Wikistrat's "The World According to Tom Barnett" 2011 brief: the Brief in full

Can be found in this post and on this permanent page, also linked to from the navigation bar above. Or you can go to the YouTube pages directly, as linked on the left navigation bar below.

No, it's no longer exactly the brief I give now.  I've already made about 50 changes. But that's the nature of the beast: it is always evolving and new versions constantly emerge. 

Wikistrat's "The World According to Tom Barnett" brief

 

Video segments of September 2011 briefing by Tom to an international military audience in the Washington DC area.

 

 

Part 1: The Pentagon's New Map

 

 

Part 2: The Flow of People

 

 

Part 3: The Flow of Money

 

 

 

Part 4: The Flow of Energy

 

 

 

Part 5: The Flow of Food

 

 

 

Part 6: The Flow of Security

 

 

Part 7: (Q&A) The Role of Religion

 

 

Part 8: (Q&A) Global Economic Crisis

 

 

Part 9 - Final: (Q&A) Postwar Operations & US Allies

 

Reader Comments (4)

The creation of the new world you envision will require more political skill than is available anywhere in the Western World. Neither an Obama or any of the major Western leaders has the capacity to operate on that level, the Republican line-up is a huge joke.

A "morning in America" is even less likely. Reagan dealt with a simpler world, with less competition and in which the difference between friend and enemy was stark. It was a straight-forward world - economics was dominated by a Western-centric G7, the World Bank and the IMF set the rules and everyone meekly complied and the US traded with only its friends not with "frenemies" (China) and "neo-Gaullists" (Brazil, India).

A future American president may exhort the American people to some higher purpose, but a combination of a declining share of the global economy and the consequences of abandoning the most promising frontier markets to the Chinese (i.e. Africa and Latin America) might make national rejuvenation difficult if not impossible. The time to act is now.

This is not to suggest that other major powers like China don't have serious problems, but the Chinese have been around in one form or another for 4,000 years, so they may be more resilient than you suggest. They might weather the storm much better than you think they will.
-*-
▸ **List of tasks**
A. According to the Barnett brief page, who was the audience for the September 2011 briefing?
B. List every "flow" that the Barnett brief page names in the titles of its video parts.
The listing that comes next has no connection to the Barnett brief page.

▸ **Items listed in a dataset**
-*-
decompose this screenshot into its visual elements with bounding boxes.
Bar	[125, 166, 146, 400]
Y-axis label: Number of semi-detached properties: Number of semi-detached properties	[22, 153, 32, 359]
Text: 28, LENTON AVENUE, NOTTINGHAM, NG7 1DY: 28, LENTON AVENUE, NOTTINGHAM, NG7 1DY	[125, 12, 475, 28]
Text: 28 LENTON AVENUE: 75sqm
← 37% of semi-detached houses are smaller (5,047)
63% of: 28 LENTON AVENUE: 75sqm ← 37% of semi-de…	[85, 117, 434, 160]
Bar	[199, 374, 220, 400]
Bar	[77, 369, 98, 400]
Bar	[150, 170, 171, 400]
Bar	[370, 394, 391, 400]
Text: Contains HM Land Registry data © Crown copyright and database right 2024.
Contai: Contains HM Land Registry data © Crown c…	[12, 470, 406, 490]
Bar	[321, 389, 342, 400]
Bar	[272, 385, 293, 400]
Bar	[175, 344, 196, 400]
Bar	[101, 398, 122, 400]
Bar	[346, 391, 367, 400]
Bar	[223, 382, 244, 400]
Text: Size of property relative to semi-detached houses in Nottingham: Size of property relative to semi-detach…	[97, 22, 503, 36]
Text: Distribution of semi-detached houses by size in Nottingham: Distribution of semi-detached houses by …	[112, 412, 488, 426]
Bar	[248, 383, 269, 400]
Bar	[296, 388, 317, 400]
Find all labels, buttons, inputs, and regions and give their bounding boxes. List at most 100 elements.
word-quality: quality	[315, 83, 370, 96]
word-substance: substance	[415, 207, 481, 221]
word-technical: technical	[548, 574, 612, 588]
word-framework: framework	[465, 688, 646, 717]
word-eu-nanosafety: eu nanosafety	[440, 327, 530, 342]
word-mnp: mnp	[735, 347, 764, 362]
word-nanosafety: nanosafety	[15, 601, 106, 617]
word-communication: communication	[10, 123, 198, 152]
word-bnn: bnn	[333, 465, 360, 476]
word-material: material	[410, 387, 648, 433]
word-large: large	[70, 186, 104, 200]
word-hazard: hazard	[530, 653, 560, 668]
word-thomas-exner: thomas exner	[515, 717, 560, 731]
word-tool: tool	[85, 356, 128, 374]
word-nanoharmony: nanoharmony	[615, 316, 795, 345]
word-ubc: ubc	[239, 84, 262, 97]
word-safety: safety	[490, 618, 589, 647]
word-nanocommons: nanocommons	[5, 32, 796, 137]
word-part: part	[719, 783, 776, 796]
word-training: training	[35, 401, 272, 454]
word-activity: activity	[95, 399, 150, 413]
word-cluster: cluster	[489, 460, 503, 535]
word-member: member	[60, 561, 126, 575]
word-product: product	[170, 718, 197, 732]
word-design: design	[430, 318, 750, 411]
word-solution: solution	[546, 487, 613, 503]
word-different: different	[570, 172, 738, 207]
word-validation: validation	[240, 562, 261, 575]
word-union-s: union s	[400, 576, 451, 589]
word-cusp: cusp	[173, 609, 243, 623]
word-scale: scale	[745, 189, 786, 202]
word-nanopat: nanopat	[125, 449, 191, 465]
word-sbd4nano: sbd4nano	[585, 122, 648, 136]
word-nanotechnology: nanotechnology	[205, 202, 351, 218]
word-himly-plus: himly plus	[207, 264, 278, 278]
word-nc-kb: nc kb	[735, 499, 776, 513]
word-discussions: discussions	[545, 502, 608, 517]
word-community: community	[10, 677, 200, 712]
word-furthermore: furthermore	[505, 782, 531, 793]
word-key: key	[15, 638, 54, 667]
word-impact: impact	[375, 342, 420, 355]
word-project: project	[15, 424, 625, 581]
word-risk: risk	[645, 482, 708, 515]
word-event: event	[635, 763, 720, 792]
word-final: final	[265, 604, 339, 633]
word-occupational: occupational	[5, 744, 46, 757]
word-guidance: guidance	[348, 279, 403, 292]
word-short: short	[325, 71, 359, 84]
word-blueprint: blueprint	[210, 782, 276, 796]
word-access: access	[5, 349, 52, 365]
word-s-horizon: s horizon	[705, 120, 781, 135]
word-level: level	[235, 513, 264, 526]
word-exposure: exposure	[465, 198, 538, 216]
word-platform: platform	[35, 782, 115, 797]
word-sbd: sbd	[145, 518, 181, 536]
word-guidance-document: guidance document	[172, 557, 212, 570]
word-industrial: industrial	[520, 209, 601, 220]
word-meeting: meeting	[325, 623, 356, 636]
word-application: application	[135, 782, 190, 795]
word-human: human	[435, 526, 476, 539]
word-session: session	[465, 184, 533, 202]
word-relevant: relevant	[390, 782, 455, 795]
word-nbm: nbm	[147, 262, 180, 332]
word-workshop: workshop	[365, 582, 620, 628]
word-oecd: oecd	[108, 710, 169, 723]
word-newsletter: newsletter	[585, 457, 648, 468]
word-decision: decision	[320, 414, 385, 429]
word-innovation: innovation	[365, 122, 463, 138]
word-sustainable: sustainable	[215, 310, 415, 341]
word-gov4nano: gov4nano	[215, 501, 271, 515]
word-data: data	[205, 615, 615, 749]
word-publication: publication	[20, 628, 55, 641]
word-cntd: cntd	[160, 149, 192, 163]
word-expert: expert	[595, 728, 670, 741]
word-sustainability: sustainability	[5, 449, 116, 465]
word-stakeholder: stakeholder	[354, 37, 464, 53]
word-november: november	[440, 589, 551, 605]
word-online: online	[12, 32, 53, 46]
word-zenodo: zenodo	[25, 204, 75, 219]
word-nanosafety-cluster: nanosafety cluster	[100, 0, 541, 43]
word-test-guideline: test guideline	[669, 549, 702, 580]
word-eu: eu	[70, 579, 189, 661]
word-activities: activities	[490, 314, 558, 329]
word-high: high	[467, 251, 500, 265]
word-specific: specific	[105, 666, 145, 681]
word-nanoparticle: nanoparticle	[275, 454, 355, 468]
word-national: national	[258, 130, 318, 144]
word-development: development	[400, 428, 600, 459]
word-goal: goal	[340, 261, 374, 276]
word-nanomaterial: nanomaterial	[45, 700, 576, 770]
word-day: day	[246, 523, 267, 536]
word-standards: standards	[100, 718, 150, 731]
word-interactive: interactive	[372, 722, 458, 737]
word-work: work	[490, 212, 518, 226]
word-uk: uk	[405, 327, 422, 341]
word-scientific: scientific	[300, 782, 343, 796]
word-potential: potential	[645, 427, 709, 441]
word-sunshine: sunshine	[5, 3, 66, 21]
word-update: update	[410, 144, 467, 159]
-*-
▸ **Problem solutions**
A. An international military audience in the Washington DC area.

B. People, Money, Energy, Food, Security